**WHAT TO WORK ON:** Below are records; count the lines in them that hold "percentiles" and give only the count.
═════ SUPPLIED DATA ═════
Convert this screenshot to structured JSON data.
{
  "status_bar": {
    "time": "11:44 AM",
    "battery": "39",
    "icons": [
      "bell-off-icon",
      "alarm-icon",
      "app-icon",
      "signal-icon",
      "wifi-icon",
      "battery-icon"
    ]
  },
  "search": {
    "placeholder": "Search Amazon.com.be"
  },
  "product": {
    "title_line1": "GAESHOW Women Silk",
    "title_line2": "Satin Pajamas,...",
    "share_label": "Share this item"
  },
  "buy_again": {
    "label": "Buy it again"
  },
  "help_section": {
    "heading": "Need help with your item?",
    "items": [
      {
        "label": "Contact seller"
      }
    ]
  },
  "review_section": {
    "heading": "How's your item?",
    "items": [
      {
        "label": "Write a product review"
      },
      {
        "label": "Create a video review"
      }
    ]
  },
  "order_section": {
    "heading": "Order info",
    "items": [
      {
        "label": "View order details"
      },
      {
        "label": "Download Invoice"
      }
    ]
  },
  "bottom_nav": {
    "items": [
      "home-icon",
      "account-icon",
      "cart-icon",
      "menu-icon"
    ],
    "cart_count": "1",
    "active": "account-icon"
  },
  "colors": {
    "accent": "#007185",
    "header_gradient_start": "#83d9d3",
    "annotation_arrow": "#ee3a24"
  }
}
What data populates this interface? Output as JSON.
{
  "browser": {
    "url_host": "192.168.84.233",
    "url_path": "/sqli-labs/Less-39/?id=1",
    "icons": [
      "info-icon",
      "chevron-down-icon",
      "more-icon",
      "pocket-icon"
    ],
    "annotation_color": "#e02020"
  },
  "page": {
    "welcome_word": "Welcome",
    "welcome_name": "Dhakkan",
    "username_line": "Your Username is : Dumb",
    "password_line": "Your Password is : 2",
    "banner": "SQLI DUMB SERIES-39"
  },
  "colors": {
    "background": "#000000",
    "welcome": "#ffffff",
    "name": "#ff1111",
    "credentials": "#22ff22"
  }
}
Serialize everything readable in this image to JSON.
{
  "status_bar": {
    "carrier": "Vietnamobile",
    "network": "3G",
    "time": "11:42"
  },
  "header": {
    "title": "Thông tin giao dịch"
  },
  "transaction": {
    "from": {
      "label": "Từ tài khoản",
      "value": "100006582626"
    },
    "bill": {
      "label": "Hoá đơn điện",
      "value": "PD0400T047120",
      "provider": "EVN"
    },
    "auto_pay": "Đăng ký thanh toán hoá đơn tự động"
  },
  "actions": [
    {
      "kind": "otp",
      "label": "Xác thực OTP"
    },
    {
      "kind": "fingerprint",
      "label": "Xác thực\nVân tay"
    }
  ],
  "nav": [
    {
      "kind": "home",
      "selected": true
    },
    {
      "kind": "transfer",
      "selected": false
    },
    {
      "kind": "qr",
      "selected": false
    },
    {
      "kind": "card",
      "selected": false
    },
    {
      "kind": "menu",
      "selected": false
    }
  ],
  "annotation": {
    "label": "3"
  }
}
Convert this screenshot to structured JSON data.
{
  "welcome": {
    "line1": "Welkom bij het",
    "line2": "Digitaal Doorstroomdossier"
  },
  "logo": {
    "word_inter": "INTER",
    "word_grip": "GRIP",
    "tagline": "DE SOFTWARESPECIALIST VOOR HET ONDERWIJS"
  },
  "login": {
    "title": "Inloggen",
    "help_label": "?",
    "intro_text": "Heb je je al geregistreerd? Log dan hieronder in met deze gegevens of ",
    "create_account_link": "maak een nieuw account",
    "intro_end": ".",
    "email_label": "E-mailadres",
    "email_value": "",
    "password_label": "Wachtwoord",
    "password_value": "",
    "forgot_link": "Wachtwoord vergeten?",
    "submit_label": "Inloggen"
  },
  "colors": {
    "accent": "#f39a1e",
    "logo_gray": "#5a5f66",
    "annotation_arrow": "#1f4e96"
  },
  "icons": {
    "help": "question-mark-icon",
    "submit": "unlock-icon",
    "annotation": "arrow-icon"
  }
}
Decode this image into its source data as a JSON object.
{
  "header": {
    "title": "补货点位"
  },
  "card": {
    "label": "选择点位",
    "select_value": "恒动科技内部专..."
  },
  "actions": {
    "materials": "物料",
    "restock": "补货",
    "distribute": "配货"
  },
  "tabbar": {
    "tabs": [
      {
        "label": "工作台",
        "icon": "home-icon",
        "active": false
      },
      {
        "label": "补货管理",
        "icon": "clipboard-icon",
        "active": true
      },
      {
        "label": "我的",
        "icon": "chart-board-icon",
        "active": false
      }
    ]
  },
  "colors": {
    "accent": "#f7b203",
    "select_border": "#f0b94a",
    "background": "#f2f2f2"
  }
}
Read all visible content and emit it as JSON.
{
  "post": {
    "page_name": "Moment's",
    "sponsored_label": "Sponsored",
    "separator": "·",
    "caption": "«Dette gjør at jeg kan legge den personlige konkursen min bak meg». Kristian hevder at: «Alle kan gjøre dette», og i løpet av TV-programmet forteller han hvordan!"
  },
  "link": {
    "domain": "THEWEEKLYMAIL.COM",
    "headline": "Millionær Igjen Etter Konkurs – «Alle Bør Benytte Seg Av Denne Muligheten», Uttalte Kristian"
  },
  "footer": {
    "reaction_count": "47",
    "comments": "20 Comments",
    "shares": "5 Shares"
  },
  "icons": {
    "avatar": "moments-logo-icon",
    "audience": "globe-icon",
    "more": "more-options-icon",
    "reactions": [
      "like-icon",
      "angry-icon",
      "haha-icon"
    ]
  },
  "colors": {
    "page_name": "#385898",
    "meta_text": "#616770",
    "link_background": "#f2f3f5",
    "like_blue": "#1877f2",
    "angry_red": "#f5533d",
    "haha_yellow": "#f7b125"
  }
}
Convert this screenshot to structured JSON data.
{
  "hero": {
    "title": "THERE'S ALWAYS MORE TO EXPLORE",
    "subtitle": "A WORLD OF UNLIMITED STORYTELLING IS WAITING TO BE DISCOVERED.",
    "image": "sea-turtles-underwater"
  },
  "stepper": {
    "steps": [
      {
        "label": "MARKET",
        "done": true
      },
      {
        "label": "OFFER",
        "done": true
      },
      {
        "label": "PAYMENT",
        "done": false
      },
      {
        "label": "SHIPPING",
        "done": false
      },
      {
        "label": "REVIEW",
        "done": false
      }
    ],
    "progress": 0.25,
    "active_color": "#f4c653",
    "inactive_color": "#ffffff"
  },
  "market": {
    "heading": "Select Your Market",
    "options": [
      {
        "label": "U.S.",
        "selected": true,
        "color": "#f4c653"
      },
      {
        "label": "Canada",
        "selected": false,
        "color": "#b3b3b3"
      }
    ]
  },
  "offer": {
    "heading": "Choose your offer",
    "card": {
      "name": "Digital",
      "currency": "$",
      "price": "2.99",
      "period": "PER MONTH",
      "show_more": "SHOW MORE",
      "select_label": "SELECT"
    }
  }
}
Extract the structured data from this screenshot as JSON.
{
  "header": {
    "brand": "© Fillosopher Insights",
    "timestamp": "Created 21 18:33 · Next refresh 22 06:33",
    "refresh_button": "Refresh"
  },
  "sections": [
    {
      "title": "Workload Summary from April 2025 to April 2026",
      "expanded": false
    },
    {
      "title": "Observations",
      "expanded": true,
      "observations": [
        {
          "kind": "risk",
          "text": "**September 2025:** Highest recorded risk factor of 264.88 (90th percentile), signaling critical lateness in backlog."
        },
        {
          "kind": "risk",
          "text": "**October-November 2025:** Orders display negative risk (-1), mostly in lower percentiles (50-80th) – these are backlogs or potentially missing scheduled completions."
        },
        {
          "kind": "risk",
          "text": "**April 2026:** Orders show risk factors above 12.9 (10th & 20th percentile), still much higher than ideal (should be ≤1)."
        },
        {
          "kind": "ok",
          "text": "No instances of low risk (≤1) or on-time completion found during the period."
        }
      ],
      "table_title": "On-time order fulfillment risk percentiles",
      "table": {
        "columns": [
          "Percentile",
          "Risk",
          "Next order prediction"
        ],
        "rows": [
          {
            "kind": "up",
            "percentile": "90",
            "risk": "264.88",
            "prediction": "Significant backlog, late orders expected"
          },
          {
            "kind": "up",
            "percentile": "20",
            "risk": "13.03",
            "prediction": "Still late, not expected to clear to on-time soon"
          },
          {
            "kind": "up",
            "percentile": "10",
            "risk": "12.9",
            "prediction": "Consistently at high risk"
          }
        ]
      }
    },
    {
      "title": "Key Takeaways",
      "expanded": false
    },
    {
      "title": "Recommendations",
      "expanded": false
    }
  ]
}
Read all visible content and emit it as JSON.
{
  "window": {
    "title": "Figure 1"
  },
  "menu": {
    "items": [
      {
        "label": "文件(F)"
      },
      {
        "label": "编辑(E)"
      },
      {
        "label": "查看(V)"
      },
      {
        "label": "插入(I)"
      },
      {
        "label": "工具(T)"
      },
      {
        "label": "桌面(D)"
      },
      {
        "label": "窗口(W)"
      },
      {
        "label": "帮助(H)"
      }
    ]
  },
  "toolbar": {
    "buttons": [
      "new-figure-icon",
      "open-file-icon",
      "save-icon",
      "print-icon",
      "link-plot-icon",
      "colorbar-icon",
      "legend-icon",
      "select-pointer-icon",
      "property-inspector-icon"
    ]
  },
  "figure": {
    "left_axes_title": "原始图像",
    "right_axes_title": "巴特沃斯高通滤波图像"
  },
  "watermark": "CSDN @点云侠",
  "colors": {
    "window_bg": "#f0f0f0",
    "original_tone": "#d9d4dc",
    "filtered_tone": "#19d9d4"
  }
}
═════
**RESPONSE TO THE TASK:** 2